Aim of the task:
Copy each line that contains the string "为渠道和终端企业做好服务工作".

Data section:
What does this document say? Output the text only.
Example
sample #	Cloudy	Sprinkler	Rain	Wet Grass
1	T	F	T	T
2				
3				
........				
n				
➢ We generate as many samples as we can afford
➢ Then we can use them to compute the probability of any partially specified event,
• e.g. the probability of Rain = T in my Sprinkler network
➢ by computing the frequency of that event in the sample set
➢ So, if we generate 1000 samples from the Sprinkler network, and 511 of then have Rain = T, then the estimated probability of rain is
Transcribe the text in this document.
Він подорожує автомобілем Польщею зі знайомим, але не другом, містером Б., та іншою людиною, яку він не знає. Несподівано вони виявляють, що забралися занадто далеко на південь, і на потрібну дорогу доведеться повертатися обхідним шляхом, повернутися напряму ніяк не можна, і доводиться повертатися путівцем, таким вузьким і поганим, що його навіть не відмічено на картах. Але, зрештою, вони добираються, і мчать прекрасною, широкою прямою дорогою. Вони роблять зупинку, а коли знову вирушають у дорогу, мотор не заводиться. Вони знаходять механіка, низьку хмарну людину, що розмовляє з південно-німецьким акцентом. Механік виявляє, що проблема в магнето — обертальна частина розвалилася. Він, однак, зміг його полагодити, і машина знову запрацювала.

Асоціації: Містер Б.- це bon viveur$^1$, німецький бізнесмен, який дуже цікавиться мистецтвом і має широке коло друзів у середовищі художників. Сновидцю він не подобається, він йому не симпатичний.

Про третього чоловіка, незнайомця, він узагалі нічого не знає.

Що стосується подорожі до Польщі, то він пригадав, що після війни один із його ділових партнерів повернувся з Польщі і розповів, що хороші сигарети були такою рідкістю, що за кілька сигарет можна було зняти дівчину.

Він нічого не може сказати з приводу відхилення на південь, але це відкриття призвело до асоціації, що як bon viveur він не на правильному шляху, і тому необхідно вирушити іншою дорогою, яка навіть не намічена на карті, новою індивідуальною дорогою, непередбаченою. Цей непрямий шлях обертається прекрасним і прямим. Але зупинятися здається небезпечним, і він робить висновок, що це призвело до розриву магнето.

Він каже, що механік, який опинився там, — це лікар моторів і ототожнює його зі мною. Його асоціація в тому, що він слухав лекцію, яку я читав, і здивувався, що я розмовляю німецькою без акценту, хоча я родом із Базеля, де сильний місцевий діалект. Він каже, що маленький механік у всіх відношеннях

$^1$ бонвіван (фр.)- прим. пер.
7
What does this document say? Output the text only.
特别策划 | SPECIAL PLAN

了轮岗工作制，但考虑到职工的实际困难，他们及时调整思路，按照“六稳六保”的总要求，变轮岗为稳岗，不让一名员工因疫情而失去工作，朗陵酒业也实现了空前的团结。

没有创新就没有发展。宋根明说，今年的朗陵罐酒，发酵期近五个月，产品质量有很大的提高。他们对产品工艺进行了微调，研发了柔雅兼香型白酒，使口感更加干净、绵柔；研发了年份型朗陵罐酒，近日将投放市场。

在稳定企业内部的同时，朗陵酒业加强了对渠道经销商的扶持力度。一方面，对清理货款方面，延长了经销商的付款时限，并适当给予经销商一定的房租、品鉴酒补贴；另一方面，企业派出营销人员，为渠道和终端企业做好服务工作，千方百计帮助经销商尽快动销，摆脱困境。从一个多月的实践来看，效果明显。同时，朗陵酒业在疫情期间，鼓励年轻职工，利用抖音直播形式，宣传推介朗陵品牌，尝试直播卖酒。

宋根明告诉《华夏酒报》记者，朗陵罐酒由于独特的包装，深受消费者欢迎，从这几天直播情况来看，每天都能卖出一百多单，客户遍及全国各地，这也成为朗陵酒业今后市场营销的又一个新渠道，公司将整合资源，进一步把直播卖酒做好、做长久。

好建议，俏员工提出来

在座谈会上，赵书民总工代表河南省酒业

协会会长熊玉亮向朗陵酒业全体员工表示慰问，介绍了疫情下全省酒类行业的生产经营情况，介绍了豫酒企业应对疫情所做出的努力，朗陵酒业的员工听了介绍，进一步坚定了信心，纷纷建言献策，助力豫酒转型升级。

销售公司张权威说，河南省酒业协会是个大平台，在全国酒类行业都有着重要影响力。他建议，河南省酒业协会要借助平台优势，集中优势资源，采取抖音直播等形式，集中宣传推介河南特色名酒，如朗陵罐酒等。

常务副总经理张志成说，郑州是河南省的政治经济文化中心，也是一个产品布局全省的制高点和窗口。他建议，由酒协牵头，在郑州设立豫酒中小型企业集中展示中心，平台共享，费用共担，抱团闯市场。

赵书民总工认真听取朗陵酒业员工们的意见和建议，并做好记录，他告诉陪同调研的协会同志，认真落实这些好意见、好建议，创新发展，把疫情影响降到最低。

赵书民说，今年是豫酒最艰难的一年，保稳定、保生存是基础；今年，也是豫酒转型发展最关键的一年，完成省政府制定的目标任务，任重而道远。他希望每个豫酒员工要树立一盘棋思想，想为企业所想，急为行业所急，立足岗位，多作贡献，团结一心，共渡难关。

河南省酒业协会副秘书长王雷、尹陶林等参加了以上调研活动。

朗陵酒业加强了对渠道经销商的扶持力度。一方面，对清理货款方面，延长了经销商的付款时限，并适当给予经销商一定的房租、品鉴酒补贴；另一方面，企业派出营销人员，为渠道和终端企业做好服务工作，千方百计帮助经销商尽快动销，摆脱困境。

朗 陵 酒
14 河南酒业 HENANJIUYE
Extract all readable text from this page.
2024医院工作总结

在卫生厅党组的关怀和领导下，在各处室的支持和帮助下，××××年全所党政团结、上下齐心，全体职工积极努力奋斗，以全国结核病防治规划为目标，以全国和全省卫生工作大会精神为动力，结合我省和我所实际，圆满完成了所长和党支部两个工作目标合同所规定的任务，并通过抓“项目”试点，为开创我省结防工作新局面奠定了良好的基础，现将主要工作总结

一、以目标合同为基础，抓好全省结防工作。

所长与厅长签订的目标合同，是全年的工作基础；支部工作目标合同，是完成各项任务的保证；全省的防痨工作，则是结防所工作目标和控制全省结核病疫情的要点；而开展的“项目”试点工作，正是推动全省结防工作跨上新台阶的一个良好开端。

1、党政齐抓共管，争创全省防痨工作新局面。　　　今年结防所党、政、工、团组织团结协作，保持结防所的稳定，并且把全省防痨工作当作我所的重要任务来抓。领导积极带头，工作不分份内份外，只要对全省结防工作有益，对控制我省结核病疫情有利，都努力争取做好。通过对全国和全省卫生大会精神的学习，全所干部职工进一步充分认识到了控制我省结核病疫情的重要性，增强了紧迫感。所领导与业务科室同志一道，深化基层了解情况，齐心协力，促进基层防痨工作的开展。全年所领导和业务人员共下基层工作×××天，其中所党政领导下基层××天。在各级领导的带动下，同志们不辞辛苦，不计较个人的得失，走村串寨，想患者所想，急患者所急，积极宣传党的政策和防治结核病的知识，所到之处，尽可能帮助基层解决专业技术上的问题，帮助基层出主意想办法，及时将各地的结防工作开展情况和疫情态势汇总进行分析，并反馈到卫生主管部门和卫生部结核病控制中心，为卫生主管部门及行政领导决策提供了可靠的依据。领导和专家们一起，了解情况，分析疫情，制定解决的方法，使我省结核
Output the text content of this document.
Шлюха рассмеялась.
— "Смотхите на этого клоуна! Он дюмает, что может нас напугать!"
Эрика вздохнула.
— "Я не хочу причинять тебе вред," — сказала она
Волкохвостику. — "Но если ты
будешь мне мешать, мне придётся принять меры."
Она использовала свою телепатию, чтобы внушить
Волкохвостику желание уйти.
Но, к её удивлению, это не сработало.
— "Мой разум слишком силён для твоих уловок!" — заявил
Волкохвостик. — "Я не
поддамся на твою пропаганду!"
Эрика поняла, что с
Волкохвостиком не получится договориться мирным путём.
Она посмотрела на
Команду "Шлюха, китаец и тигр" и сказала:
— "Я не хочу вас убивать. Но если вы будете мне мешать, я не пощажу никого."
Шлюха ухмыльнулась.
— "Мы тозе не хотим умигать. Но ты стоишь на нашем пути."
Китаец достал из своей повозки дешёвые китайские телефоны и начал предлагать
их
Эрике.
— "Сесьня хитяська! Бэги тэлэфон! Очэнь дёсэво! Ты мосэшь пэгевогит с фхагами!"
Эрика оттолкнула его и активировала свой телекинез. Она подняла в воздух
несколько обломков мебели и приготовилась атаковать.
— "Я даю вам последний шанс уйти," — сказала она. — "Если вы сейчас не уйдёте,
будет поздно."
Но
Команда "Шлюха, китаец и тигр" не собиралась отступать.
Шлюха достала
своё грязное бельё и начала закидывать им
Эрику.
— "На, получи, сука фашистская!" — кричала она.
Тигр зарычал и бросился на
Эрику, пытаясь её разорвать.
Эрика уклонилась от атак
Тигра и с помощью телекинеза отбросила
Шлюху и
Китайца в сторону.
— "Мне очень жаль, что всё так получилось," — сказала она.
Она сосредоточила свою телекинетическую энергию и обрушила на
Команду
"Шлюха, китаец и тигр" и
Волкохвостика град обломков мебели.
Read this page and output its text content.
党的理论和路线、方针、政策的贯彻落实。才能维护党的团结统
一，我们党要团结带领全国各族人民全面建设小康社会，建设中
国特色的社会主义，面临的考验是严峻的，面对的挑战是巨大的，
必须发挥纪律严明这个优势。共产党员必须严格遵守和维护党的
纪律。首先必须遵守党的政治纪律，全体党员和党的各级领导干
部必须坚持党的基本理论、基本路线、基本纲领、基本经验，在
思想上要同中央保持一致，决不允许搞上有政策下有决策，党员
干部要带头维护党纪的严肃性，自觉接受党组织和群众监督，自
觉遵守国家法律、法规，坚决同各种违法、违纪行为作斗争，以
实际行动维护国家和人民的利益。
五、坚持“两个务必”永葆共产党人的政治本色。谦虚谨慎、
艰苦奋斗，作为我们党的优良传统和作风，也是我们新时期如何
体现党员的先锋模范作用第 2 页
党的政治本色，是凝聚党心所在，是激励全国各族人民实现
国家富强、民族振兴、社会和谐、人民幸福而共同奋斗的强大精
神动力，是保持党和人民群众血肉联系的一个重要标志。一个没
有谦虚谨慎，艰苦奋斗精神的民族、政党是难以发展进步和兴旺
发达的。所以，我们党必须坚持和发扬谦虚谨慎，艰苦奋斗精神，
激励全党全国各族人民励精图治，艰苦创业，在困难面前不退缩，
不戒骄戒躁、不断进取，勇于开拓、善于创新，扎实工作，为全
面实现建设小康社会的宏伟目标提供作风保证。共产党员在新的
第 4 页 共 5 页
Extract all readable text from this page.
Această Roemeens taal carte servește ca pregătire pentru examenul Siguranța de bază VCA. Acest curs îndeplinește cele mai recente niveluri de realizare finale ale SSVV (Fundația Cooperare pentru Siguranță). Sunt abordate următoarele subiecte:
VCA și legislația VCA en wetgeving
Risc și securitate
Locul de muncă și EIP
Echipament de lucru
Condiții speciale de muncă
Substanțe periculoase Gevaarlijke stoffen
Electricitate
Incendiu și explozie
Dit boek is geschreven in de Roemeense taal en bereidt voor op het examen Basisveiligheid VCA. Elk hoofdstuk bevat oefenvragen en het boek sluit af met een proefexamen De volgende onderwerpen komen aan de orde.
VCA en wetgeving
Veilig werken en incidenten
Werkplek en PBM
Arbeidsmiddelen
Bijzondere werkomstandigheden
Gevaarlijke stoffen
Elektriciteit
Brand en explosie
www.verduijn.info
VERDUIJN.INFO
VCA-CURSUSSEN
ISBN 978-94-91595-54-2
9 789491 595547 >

Exercise solution:
在稳定企业内部的同时，朗陵酒业加强了对渠道经销商的扶持力度。一方面，对清理货款方面，延长了经销商的付款时限，并适当给予经销商一定的房租、品鉴酒补贴；另一方面，企业派出营销人员，为渠道和终端企业做好服务工作，千方百计帮助经销商尽快动销，摆脱困境。从一个多月的实践来看，效果明显。同时，朗陵酒业在疫情期间，鼓励年轻职工，利用抖音直播形式，宣传推介朗陵品牌，尝试直播卖酒。
朗陵酒业加强了对渠道经销商的扶持力度。一方面，对清理货款方面，延长了经销商的付款时限，并适当给予经销商一定的房租、品鉴酒补贴；另一方面，企业派出营销人员，为渠道和终端企业做好服务工作，千方百计帮助经销商尽快动销，摆脱困境。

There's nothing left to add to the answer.